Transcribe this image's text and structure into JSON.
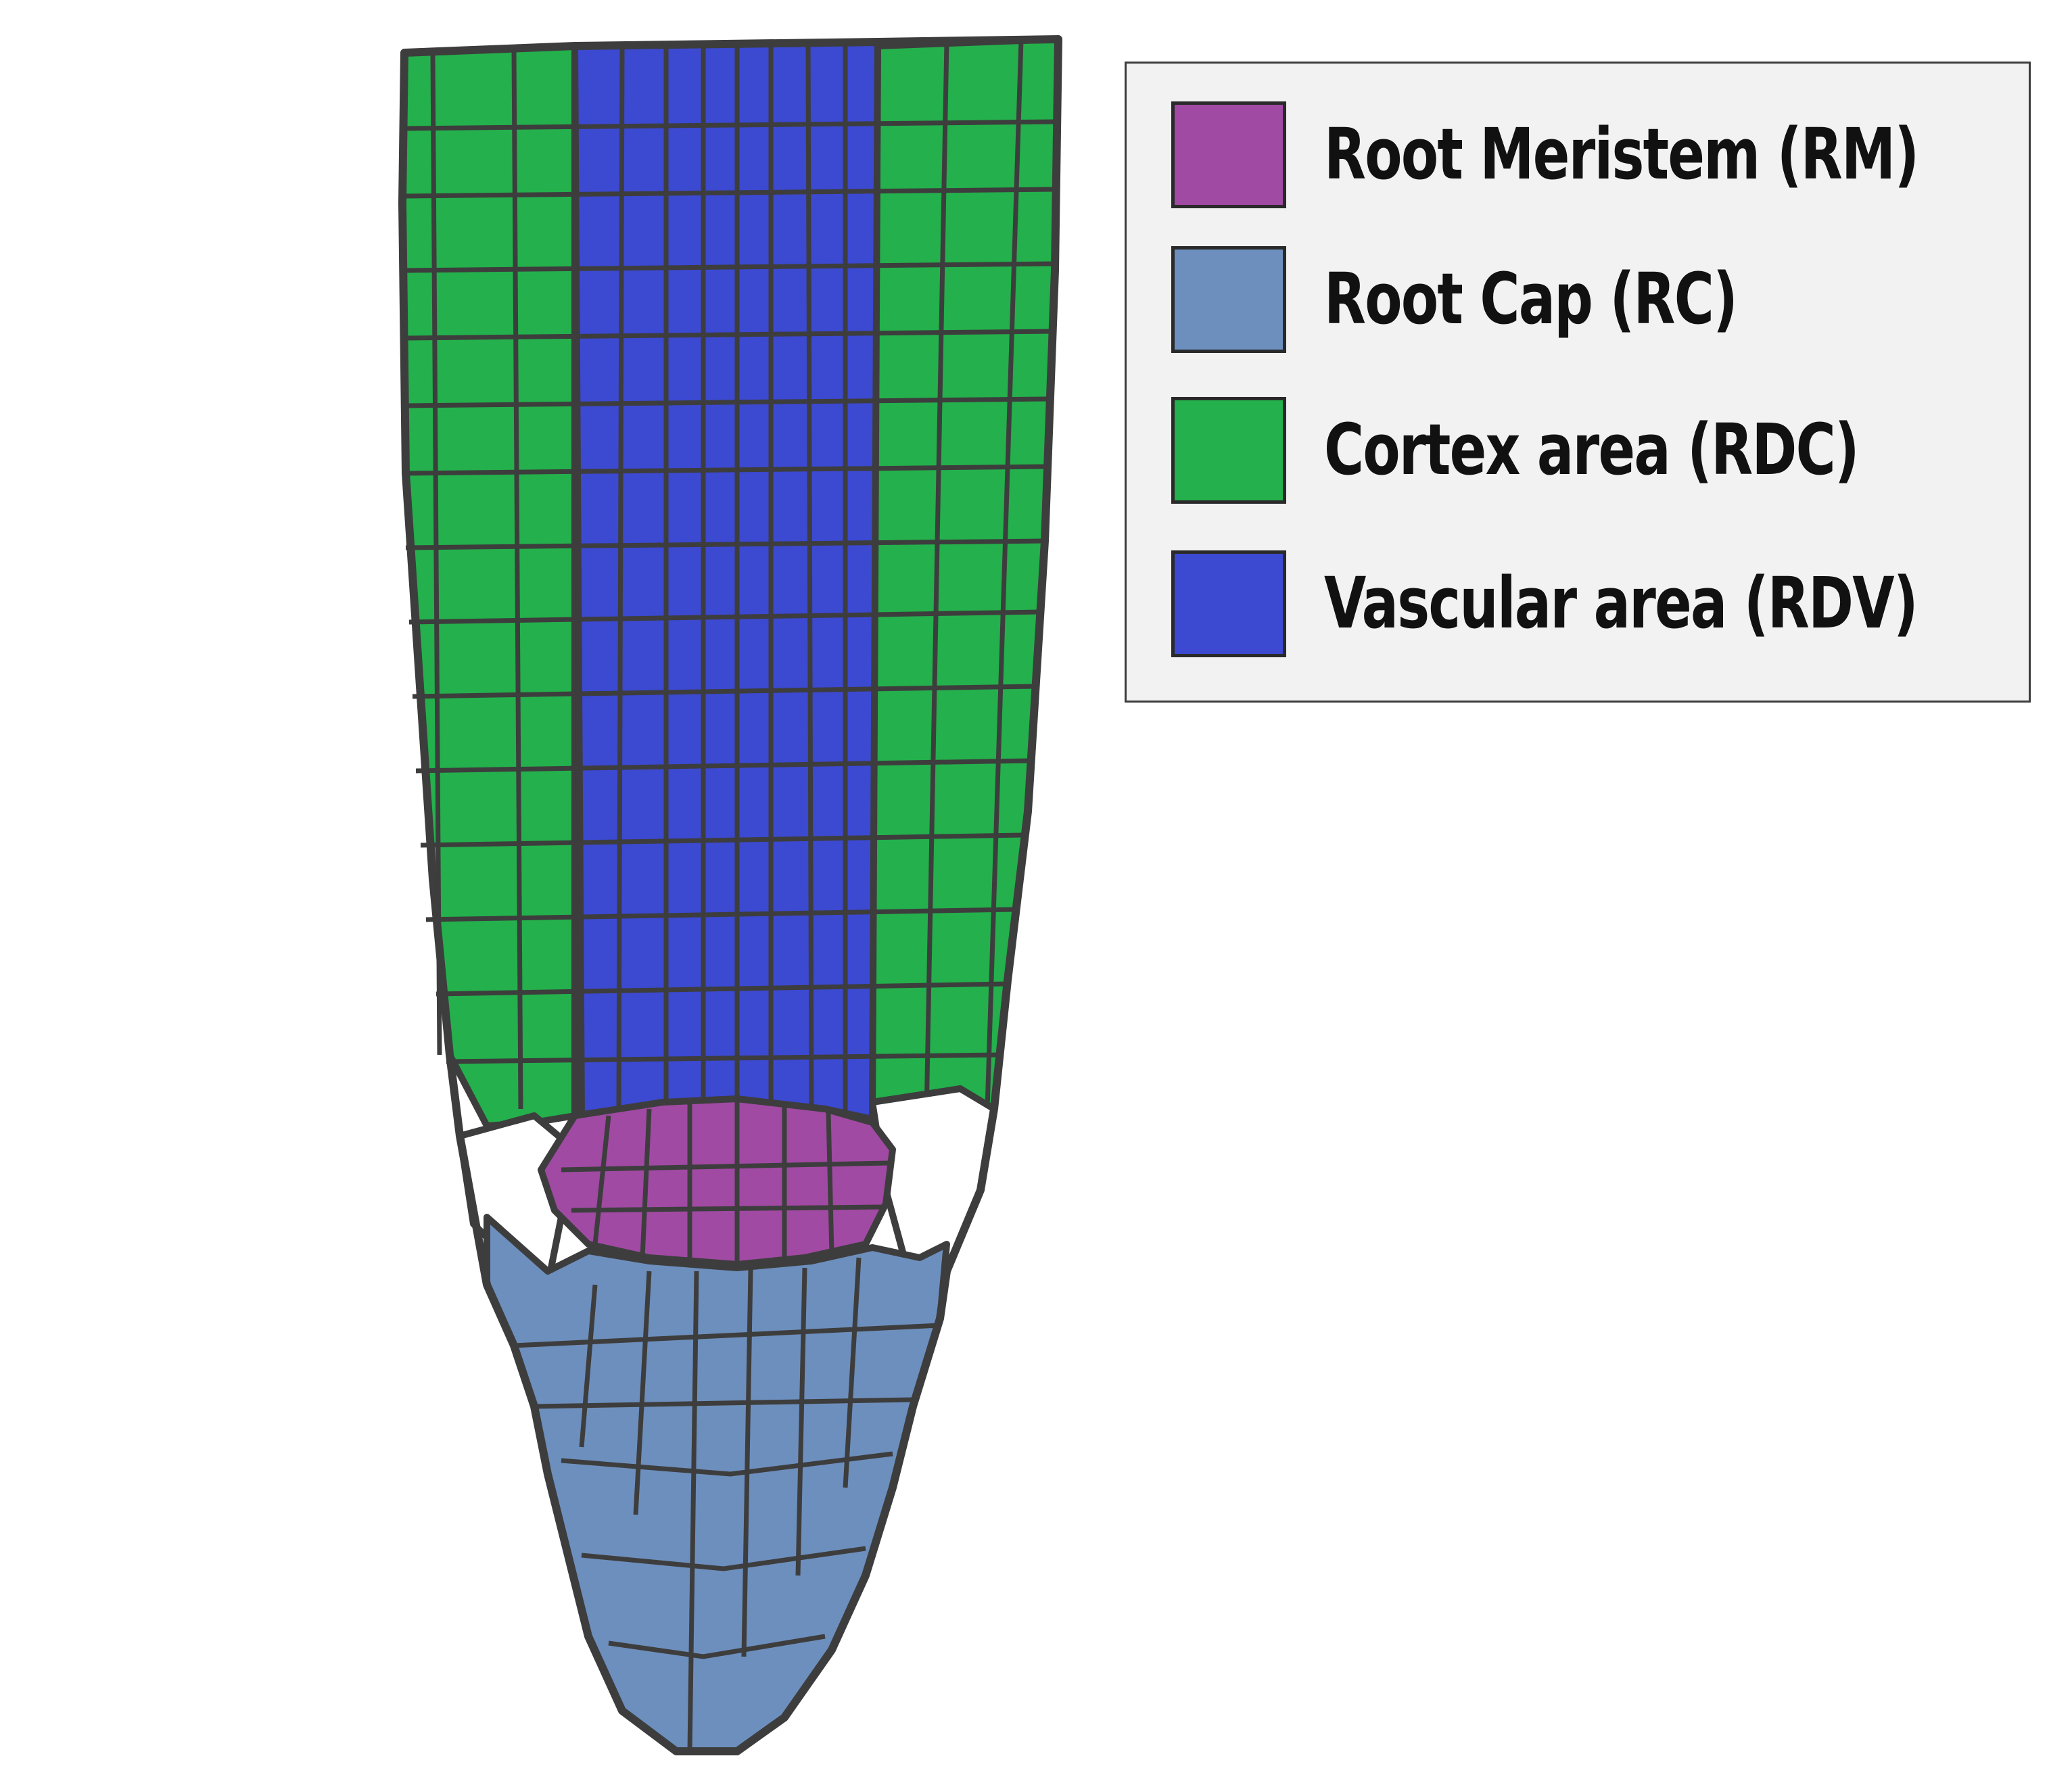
{
  "colors": {
    "root_meristem": "#a04aa3",
    "root_cap": "#6d8fbd",
    "cortex": "#24b04c",
    "vascular": "#3c49d1",
    "outline": "#3d3d3d",
    "white_cells": "#ffffff",
    "legend_background": "#f2f2f2"
  },
  "legend": {
    "items": [
      {
        "label": "Root Meristem (RM)",
        "color": "#a04aa3"
      },
      {
        "label": "Root Cap (RC)",
        "color": "#6d8fbd"
      },
      {
        "label": "Cortex area (RDC)",
        "color": "#24b04c"
      },
      {
        "label": "Vascular area (RDV)",
        "color": "#3c49d1"
      }
    ]
  }
}
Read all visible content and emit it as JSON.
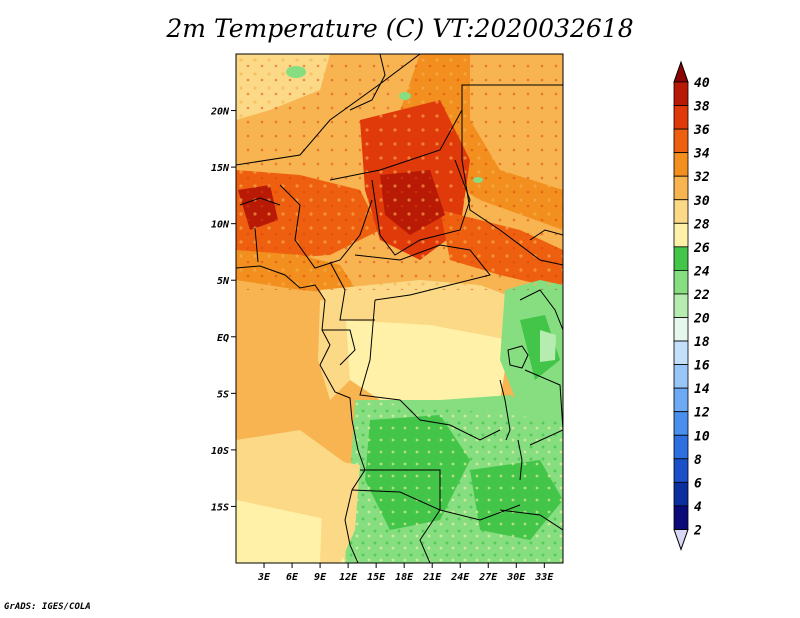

..............................

### Your instructions
Retype all entries exactly as they appear, dropping the images.

### Task output
Transcribe this image's text and structure into JSON.
{
  "colors": {
    "root_meristem": "#a04aa3",
    "root_cap": "#6d8fbd",
    "cortex": "#24b04c",
    "vascular": "#3c49d1",
    "outline": "#3d3d3d",
    "white_cells": "#ffffff",
    "legend_background": "#f2f2f2"
  },
  "legend": {
    "items": [
      {
        "label": "Root Meristem (RM)",
        "color": "#a04aa3"
      },
      {
        "label": "Root Cap (RC)",
        "color": "#6d8fbd"
      },
      {
        "label": "Cortex area (RDC)",
        "color": "#24b04c"
      },
      {
        "label": "Vascular area (RDV)",
        "color": "#3c49d1"
      }
    ]
  }
}
Read all visible content and emit it as JSON.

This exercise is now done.